What is required>
Say how many lines contain the word "Assistant". Only the number should be given.

Records supplied>

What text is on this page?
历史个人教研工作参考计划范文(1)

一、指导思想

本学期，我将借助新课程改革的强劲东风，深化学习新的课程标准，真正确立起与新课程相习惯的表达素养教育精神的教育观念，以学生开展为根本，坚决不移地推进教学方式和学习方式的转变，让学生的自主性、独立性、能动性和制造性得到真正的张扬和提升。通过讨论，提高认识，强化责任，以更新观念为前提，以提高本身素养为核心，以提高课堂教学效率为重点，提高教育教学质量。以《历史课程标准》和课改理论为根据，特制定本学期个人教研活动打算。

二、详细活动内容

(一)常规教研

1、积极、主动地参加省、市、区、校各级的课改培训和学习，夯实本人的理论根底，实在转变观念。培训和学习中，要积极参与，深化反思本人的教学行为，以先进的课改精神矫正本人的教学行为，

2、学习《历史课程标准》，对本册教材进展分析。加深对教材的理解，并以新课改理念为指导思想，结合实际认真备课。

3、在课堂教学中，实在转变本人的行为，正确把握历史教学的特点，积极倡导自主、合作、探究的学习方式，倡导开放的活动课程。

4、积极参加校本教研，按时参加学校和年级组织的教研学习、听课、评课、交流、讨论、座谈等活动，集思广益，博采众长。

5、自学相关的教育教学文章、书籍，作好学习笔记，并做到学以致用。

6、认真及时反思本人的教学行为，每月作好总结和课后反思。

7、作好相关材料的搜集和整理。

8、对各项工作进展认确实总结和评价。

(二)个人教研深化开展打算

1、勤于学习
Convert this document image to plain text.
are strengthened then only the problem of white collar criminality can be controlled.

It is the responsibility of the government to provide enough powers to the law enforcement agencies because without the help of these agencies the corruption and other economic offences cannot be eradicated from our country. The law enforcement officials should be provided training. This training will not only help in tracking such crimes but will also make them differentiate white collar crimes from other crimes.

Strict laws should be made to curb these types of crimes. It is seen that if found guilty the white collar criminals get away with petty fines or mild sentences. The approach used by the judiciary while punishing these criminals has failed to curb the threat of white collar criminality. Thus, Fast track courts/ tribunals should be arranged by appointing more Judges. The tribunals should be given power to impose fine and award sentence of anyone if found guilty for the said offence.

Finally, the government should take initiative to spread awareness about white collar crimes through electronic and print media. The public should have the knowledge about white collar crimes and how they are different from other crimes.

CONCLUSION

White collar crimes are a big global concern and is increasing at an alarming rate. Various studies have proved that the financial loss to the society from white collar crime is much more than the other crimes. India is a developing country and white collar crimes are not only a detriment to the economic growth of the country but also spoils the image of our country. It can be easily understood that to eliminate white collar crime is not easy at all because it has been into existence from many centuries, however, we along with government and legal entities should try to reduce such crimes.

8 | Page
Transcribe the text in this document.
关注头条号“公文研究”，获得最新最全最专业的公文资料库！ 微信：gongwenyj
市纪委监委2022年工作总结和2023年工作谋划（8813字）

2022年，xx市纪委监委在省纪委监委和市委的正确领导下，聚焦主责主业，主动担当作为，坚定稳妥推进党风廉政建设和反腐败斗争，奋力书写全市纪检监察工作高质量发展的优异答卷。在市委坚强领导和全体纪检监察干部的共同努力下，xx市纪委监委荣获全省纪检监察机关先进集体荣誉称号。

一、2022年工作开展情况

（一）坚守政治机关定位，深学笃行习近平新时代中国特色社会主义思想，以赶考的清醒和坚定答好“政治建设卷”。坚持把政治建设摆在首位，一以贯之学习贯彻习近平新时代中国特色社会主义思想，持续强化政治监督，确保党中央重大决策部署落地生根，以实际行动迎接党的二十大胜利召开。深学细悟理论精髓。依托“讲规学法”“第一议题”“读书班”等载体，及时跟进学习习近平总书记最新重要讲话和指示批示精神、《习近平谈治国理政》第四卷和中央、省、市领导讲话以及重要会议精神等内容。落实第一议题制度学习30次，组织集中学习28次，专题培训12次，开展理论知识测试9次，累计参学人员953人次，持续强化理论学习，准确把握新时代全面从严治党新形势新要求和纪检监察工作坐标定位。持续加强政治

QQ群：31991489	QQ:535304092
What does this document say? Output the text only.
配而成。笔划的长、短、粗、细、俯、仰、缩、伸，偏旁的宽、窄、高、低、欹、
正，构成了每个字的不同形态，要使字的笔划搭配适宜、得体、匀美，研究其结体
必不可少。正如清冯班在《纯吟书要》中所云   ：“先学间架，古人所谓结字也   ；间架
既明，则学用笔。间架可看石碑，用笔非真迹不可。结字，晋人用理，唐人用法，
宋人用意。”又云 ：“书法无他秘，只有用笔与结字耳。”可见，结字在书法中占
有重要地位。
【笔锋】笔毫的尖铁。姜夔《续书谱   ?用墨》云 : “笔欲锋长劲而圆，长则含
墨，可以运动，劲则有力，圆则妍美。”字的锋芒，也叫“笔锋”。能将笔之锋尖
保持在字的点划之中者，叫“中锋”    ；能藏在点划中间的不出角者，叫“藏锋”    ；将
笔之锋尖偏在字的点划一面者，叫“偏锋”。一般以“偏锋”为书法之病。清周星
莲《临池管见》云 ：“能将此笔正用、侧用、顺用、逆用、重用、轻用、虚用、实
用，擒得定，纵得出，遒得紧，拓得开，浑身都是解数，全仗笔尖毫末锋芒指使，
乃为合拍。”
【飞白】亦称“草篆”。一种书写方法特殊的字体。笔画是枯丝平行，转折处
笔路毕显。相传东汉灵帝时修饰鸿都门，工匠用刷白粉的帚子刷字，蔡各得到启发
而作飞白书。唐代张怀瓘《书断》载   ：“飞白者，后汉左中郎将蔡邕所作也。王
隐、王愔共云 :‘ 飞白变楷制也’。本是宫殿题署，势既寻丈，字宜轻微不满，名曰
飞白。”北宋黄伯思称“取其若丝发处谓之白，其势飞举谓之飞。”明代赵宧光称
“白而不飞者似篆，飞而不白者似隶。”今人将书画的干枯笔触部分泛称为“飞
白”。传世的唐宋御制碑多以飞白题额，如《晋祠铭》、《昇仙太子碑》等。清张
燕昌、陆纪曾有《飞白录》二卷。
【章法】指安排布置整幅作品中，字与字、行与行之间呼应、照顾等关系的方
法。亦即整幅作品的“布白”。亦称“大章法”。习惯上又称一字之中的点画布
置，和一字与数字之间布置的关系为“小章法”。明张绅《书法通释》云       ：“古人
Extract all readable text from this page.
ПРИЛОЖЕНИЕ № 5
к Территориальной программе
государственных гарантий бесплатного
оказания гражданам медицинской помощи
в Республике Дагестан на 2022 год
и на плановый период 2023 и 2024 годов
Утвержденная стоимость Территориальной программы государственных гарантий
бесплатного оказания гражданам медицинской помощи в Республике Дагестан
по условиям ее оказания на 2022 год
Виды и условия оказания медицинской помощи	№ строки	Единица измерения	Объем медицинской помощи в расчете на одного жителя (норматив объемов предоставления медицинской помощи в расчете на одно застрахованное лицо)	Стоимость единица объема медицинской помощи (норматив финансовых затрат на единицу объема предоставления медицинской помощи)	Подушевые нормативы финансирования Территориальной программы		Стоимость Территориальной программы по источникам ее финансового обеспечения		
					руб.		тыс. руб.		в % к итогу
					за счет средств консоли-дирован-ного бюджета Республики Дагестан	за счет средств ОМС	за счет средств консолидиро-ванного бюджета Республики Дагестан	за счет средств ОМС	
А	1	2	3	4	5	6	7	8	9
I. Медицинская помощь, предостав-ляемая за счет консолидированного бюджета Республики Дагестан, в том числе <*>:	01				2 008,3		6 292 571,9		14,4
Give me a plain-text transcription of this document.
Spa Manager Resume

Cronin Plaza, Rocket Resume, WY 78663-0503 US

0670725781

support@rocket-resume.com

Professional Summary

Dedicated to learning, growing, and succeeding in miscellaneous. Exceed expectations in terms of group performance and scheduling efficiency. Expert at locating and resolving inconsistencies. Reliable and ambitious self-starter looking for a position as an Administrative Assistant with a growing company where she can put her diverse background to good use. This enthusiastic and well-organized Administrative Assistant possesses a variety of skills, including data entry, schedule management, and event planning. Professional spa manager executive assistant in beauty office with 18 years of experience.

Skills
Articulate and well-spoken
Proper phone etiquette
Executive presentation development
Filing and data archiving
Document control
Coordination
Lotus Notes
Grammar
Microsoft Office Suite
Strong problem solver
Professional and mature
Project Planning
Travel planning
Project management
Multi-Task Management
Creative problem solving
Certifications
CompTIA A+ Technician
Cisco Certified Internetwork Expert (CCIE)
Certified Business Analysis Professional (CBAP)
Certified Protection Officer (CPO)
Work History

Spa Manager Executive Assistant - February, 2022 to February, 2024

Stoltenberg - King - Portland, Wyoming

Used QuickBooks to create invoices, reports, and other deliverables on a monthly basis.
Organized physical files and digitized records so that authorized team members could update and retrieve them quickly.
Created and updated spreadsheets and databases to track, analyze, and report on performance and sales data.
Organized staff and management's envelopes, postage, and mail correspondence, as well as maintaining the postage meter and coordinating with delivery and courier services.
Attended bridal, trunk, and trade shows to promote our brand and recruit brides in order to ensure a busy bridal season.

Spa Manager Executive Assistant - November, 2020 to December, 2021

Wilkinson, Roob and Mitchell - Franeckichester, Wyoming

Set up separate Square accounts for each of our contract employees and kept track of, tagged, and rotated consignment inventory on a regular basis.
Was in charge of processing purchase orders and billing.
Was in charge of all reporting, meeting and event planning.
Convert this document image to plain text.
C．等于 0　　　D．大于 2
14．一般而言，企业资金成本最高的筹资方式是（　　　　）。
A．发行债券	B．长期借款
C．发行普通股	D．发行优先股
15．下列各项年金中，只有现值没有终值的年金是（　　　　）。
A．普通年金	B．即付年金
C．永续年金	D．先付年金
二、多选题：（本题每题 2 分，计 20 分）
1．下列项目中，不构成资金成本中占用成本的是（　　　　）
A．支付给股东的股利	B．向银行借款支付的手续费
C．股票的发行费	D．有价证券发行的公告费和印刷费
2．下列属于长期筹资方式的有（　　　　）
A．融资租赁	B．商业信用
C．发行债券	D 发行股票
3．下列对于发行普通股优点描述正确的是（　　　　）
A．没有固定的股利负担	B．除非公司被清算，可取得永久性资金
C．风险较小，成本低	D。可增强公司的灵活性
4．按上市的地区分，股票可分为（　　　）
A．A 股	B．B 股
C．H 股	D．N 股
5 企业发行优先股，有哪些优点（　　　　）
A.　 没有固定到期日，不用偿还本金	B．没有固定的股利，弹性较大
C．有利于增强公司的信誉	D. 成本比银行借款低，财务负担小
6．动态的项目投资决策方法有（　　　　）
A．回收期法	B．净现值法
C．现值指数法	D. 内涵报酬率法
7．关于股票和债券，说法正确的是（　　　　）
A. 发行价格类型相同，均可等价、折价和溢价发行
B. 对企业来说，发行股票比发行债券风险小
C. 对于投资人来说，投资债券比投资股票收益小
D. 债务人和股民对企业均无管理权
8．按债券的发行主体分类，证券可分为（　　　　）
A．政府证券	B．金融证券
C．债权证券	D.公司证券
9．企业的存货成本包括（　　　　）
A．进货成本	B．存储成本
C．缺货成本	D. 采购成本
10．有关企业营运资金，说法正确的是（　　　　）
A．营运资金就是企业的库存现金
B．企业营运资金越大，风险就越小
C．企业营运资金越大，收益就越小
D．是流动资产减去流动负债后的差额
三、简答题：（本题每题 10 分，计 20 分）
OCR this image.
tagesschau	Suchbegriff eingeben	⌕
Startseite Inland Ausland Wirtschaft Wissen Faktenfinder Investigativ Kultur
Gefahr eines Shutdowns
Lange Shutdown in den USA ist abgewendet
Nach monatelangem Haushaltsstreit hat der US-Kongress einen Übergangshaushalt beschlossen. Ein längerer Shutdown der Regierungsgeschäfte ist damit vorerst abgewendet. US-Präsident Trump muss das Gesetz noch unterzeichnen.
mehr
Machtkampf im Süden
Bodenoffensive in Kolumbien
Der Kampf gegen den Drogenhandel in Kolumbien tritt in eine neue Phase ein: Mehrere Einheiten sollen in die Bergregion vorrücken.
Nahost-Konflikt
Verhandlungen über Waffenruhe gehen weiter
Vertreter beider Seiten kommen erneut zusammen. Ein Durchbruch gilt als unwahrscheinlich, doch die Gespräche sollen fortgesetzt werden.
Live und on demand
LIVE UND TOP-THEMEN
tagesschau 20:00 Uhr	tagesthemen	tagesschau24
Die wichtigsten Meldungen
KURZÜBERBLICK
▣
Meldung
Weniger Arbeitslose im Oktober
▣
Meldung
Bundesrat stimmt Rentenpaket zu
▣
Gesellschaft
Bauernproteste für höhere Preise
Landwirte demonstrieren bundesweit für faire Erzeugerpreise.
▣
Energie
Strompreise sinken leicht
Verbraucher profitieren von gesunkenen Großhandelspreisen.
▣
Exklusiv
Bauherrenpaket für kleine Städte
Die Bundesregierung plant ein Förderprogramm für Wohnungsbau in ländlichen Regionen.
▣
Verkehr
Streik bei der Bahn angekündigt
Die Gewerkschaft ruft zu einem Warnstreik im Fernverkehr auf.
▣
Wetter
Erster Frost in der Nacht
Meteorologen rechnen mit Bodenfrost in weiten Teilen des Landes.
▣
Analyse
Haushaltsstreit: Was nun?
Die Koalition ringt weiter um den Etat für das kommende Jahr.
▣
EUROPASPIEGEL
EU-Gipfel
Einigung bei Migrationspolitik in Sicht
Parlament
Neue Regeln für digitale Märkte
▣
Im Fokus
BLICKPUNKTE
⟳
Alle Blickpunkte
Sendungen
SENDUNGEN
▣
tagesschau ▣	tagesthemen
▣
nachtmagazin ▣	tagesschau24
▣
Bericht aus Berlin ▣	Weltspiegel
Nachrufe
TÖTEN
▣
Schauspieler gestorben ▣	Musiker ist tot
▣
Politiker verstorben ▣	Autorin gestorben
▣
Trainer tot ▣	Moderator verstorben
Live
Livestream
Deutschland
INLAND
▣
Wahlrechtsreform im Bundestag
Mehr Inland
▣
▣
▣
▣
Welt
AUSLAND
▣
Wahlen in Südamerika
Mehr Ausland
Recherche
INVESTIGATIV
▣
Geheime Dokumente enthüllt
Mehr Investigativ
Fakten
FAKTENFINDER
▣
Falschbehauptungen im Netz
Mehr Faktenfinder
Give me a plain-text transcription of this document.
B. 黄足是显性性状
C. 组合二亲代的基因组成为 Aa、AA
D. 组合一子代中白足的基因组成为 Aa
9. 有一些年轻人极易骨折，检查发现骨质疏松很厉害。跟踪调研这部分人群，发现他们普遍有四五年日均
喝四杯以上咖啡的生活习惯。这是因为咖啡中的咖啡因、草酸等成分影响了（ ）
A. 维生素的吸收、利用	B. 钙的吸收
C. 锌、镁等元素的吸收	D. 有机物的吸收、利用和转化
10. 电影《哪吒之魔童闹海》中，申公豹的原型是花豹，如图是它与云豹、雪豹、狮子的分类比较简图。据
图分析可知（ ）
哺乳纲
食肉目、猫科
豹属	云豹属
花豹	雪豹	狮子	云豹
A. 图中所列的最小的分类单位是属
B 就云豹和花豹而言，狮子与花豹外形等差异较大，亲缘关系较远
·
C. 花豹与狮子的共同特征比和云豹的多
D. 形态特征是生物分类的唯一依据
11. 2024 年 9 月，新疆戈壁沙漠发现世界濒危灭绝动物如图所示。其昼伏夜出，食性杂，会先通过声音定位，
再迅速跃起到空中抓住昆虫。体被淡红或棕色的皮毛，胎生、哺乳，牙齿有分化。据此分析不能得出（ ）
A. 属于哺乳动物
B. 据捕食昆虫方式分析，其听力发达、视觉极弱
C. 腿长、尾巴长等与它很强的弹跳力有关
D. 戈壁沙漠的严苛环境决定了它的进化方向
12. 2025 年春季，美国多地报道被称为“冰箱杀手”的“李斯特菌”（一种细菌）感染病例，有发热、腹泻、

Completed task>
3